[Start of section]

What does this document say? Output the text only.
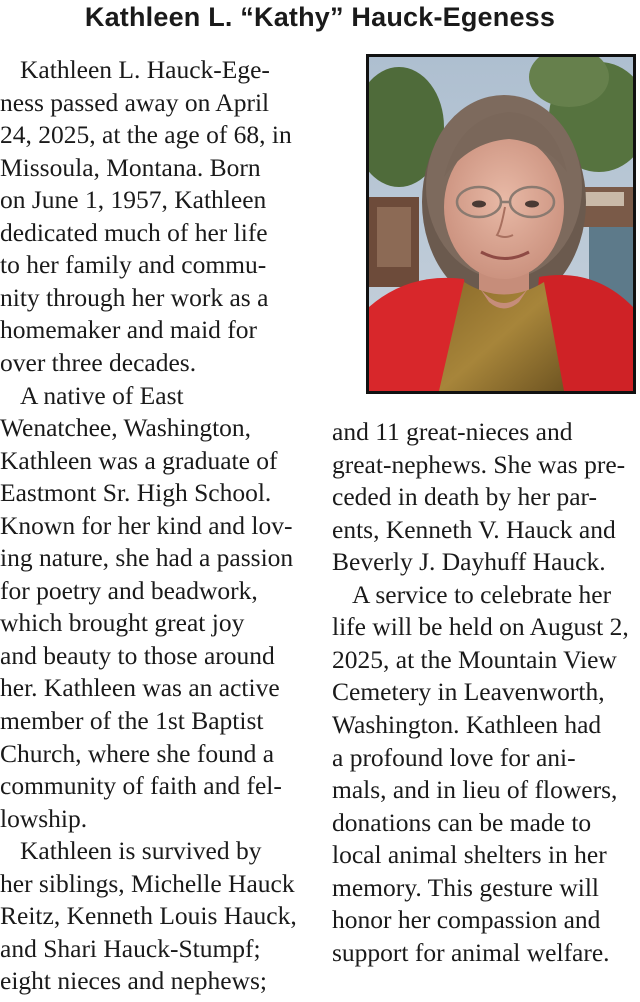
Kathleen L. “Kathy” Hauck-Egeness
Kathleen L. Hauck-Ege-
ness passed away on April
24, 2025, at the age of 68, in
Missoula, Montana. Born
on June 1, 1957, Kathleen
dedicated much of her life
to her family and commu-
nity through her work as a
homemaker and maid for
over three decades.
A native of East
Wenatchee, Washington,
Kathleen was a graduate of
Eastmont Sr. High School.
Known for her kind and lov-
ing nature, she had a passion
for poetry and beadwork,
which brought great joy
and beauty to those around
her. Kathleen was an active
member of the 1st Baptist
Church, where she found a
community of faith and fel-
lowship.
Kathleen is survived by
her siblings, Michelle Hauck
Reitz, Kenneth Louis Hauck,
and Shari Hauck-Stumpf;
eight nieces and nephews;
and 11 great-nieces and
great-nephews. She was pre-
ceded in death by her par-
ents, Kenneth V. Hauck and
Beverly J. Dayhuff Hauck.
A service to celebrate her
life will be held on August 2,
2025, at the Mountain View
Cemetery in Leavenworth,
Washington. Kathleen had
a profound love for ani-
mals, and in lieu of flowers,
donations can be made to
local animal shelters in her
memory. This gesture will
honor her compassion and
support for animal welfare.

[End of section]

- [WHAT IS EXPECTED] Using the listing, collect all lines in which the string "Hauck" is found.

- [ANSWER BELOW]
Kathleen L. “Kathy” Hauck-Egeness
Kathleen L. Hauck-Ege-
her siblings, Michelle Hauck
Reitz, Kenneth Louis Hauck,
and Shari Hauck-Stumpf;
ents, Kenneth V. Hauck and
Beverly J. Dayhuff Hauck.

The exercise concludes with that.